Goal of the exercise: Write out all of the records precisely. Skip anything that is a picture.

━━━━━━━━

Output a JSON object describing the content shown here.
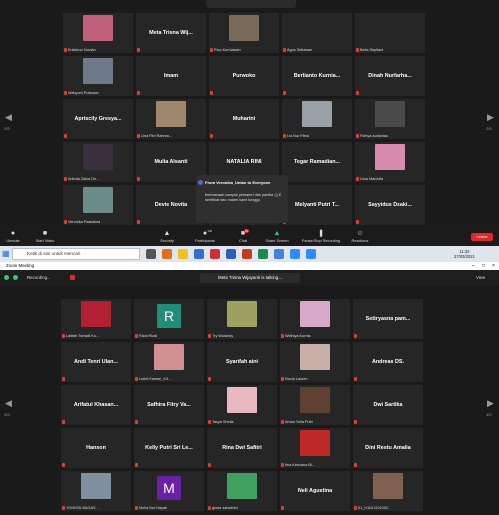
{
  "top_window": {
    "grid_rows": [
      [
        {
          "kind": "photo",
          "label": "Kristiono Novian",
          "color": "#c0607a"
        },
        {
          "kind": "name",
          "name": "Meta Trisna Wij..."
        },
        {
          "kind": "photo",
          "label": "Rico Kurniawan",
          "color": "#7a6a5a"
        },
        {
          "kind": "label",
          "label": "Agus Setiawan"
        },
        {
          "kind": "label",
          "label": "Bella Septiani"
        }
      ],
      [
        {
          "kind": "photo",
          "label": "Wahyuni Prabowo",
          "color": "#6e7a8a"
        },
        {
          "kind": "name",
          "name": "Imam"
        },
        {
          "kind": "name",
          "name": "Purwoko"
        },
        {
          "kind": "name",
          "name": "Berlianto Kurnia..."
        },
        {
          "kind": "name",
          "name": "Dinah Nurfarha..."
        }
      ],
      [
        {
          "kind": "name",
          "name": "Apriscily Gresya..."
        },
        {
          "kind": "photo",
          "label": "Lina Fitri Rahma...",
          "color": "#a0866a"
        },
        {
          "kind": "name",
          "name": "Muharini"
        },
        {
          "kind": "photo",
          "label": "Lia Nur Fitria",
          "color": "#9aa0a8"
        },
        {
          "kind": "photo",
          "label": "Fidhya Aulianisa",
          "color": "#4a4a4a"
        }
      ],
      [
        {
          "kind": "photo",
          "label": "Adinda Zakia Dri...",
          "color": "#3a3040"
        },
        {
          "kind": "name",
          "name": "Mulia Alsanti"
        },
        {
          "kind": "name",
          "name": "NATALIA RINI"
        },
        {
          "kind": "name",
          "name": "Tegar Ramadian..."
        },
        {
          "kind": "photo",
          "label": "Lisia Marchita",
          "color": "#d88ab0"
        }
      ],
      [
        {
          "kind": "photo",
          "label": "Veronika Paskalina",
          "color": "#6c8c8a"
        },
        {
          "kind": "name",
          "name": "Devie Novita"
        },
        {
          "kind": "empty"
        },
        {
          "kind": "name",
          "name": "Melyanti Putri T..."
        },
        {
          "kind": "name",
          "name": "Sayyidus Dzaki..."
        }
      ]
    ],
    "page_left": "2/5",
    "page_right": "2/5",
    "chat": {
      "from": "From Veronika_Untan to Everyone",
      "message": "terimakasih banyak pemateri dan panitia :)) E sertifikat dan materi kami tunggu"
    },
    "toolbar": {
      "unmute": "Unmute",
      "start_video": "Start Video",
      "security": "Security",
      "participants": "Participants",
      "participants_count": "106",
      "chat": "Chat",
      "chat_badge": "10",
      "share_screen": "Share Screen",
      "pause_recording": "Pause/Stop Recording",
      "reactions": "Reactions",
      "leave": "Leave"
    }
  },
  "taskbar": {
    "search_placeholder": "Ketik di sini untuk mencari",
    "time": "11:32",
    "date": "27/03/2021"
  },
  "bottom_window": {
    "title": "Zoom Meeting",
    "recording": "Recording...",
    "talking": "Meta Trisna Wijayanti is talking...",
    "view": "View",
    "page_left": "4/5",
    "page_right": "4/5",
    "grid_rows": [
      [
        {
          "kind": "photo",
          "label": "Latifah Tomaili Ku...",
          "color": "#b02030"
        },
        {
          "kind": "letter",
          "label": "Rizal Rizal",
          "letter": "R",
          "color": "#1f8f7a"
        },
        {
          "kind": "photo",
          "label": "Try Wulandy",
          "color": "#a0a060"
        },
        {
          "kind": "photo",
          "label": "Widhiya Kurnia",
          "color": "#d8a8c8"
        },
        {
          "kind": "name",
          "name": "Settryasna pam..."
        }
      ],
      [
        {
          "kind": "name",
          "name": "Andi Tenri Ulan..."
        },
        {
          "kind": "photo",
          "label": "Luthfi Kamari_K3...",
          "color": "#d09090"
        },
        {
          "kind": "name",
          "name": "Syarifah aini"
        },
        {
          "kind": "photo",
          "label": "Novia Lauren",
          "color": "#c8b0a8"
        },
        {
          "kind": "name",
          "name": "Andreas DS."
        }
      ],
      [
        {
          "kind": "name",
          "name": "Arifatul Khasan..."
        },
        {
          "kind": "name",
          "name": "Safhira Fitry Va..."
        },
        {
          "kind": "photo",
          "label": "Tasya Sheila",
          "color": "#e8b8c0"
        },
        {
          "kind": "photo",
          "label": "Amsa Yulia Putri",
          "color": "#604030"
        },
        {
          "kind": "name",
          "name": "Dwi Sartika"
        }
      ],
      [
        {
          "kind": "name",
          "name": "Hanson"
        },
        {
          "kind": "name",
          "name": "Kelly Putri Sri Le..."
        },
        {
          "kind": "name",
          "name": "Rina Dwi Safitri"
        },
        {
          "kind": "photo",
          "label": "Ima Kencana Bi...",
          "color": "#c02828"
        },
        {
          "kind": "name",
          "name": "Dini Restu Amalia"
        }
      ],
      [
        {
          "kind": "photo",
          "label": "YOHISSI BAGAS ...",
          "color": "#8090a0"
        },
        {
          "kind": "letter",
          "label": "Mulia Nur Hayati",
          "letter": "M",
          "color": "#6a1fa8"
        },
        {
          "kind": "photo",
          "label": "gloria sabathini",
          "color": "#40a060"
        },
        {
          "kind": "name",
          "name": "Neli Agustina"
        },
        {
          "kind": "photo",
          "label": "01_H1101201002...",
          "color": "#806050"
        }
      ]
    ]
  }
}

━━━━━━━━

Solution for this problem:
Output a JSON object describing the content shown here.
{
  "top_window": {
    "grid_rows": [
      [
        {
          "kind": "photo",
          "label": "Kristiono Novian",
          "color": "#c0607a"
        },
        {
          "kind": "name",
          "name": "Meta Trisna Wij..."
        },
        {
          "kind": "photo",
          "label": "Rico Kurniawan",
          "color": "#7a6a5a"
        },
        {
          "kind": "label",
          "label": "Agus Setiawan"
        },
        {
          "kind": "label",
          "label": "Bella Septiani"
        }
      ],
      [
        {
          "kind": "photo",
          "label": "Wahyuni Prabowo",
          "color": "#6e7a8a"
        },
        {
          "kind": "name",
          "name": "Imam"
        },
        {
          "kind": "name",
          "name": "Purwoko"
        },
        {
          "kind": "name",
          "name": "Berlianto Kurnia..."
        },
        {
          "kind": "name",
          "name": "Dinah Nurfarha..."
        }
      ],
      [
        {
          "kind": "name",
          "name": "Apriscily Gresya..."
        },
        {
          "kind": "photo",
          "label": "Lina Fitri Rahma...",
          "color": "#a0866a"
        },
        {
          "kind": "name",
          "name": "Muharini"
        },
        {
          "kind": "photo",
          "label": "Lia Nur Fitria",
          "color": "#9aa0a8"
        },
        {
          "kind": "photo",
          "label": "Fidhya Aulianisa",
          "color": "#4a4a4a"
        }
      ],
      [
        {
          "kind": "photo",
          "label": "Adinda Zakia Dri...",
          "color": "#3a3040"
        },
        {
          "kind": "name",
          "name": "Mulia Alsanti"
        },
        {
          "kind": "name",
          "name": "NATALIA RINI"
        },
        {
          "kind": "name",
          "name": "Tegar Ramadian..."
        },
        {
          "kind": "photo",
          "label": "Lisia Marchita",
          "color": "#d88ab0"
        }
      ],
      [
        {
          "kind": "photo",
          "label": "Veronika Paskalina",
          "color": "#6c8c8a"
        },
        {
          "kind": "name",
          "name": "Devie Novita"
        },
        {
          "kind": "empty"
        },
        {
          "kind": "name",
          "name": "Melyanti Putri T..."
        },
        {
          "kind": "name",
          "name": "Sayyidus Dzaki..."
        }
      ]
    ],
    "page_left": "2/5",
    "page_right": "2/5",
    "chat": {
      "from": "From Veronika_Untan to Everyone",
      "message": "terimakasih banyak pemateri dan panitia :)) E sertifikat dan materi kami tunggu"
    },
    "toolbar": {
      "unmute": "Unmute",
      "start_video": "Start Video",
      "security": "Security",
      "participants": "Participants",
      "participants_count": "106",
      "chat": "Chat",
      "chat_badge": "10",
      "share_screen": "Share Screen",
      "pause_recording": "Pause/Stop Recording",
      "reactions": "Reactions",
      "leave": "Leave"
    }
  },
  "taskbar": {
    "search_placeholder": "Ketik di sini untuk mencari",
    "time": "11:32",
    "date": "27/03/2021"
  },
  "bottom_window": {
    "title": "Zoom Meeting",
    "recording": "Recording...",
    "talking": "Meta Trisna Wijayanti is talking...",
    "view": "View",
    "page_left": "4/5",
    "page_right": "4/5",
    "grid_rows": [
      [
        {
          "kind": "photo",
          "label": "Latifah Tomaili Ku...",
          "color": "#b02030"
        },
        {
          "kind": "letter",
          "label": "Rizal Rizal",
          "letter": "R",
          "color": "#1f8f7a"
        },
        {
          "kind": "photo",
          "label": "Try Wulandy",
          "color": "#a0a060"
        },
        {
          "kind": "photo",
          "label": "Widhiya Kurnia",
          "color": "#d8a8c8"
        },
        {
          "kind": "name",
          "name": "Settryasna pam..."
        }
      ],
      [
        {
          "kind": "name",
          "name": "Andi Tenri Ulan..."
        },
        {
          "kind": "photo",
          "label": "Luthfi Kamari_K3...",
          "color": "#d09090"
        },
        {
          "kind": "name",
          "name": "Syarifah aini"
        },
        {
          "kind": "photo",
          "label": "Novia Lauren",
          "color": "#c8b0a8"
        },
        {
          "kind": "name",
          "name": "Andreas DS."
        }
      ],
      [
        {
          "kind": "name",
          "name": "Arifatul Khasan..."
        },
        {
          "kind": "name",
          "name": "Safhira Fitry Va..."
        },
        {
          "kind": "photo",
          "label": "Tasya Sheila",
          "color": "#e8b8c0"
        },
        {
          "kind": "photo",
          "label": "Amsa Yulia Putri",
          "color": "#604030"
        },
        {
          "kind": "name",
          "name": "Dwi Sartika"
        }
      ],
      [
        {
          "kind": "name",
          "name": "Hanson"
        },
        {
          "kind": "name",
          "name": "Kelly Putri Sri Le..."
        },
        {
          "kind": "name",
          "name": "Rina Dwi Safitri"
        },
        {
          "kind": "photo",
          "label": "Ima Kencana Bi...",
          "color": "#c02828"
        },
        {
          "kind": "name",
          "name": "Dini Restu Amalia"
        }
      ],
      [
        {
          "kind": "photo",
          "label": "YOHISSI BAGAS ...",
          "color": "#8090a0"
        },
        {
          "kind": "letter",
          "label": "Mulia Nur Hayati",
          "letter": "M",
          "color": "#6a1fa8"
        },
        {
          "kind": "photo",
          "label": "gloria sabathini",
          "color": "#40a060"
        },
        {
          "kind": "name",
          "name": "Neli Agustina"
        },
        {
          "kind": "photo",
          "label": "01_H1101201002...",
          "color": "#806050"
        }
      ]
    ]
  }
}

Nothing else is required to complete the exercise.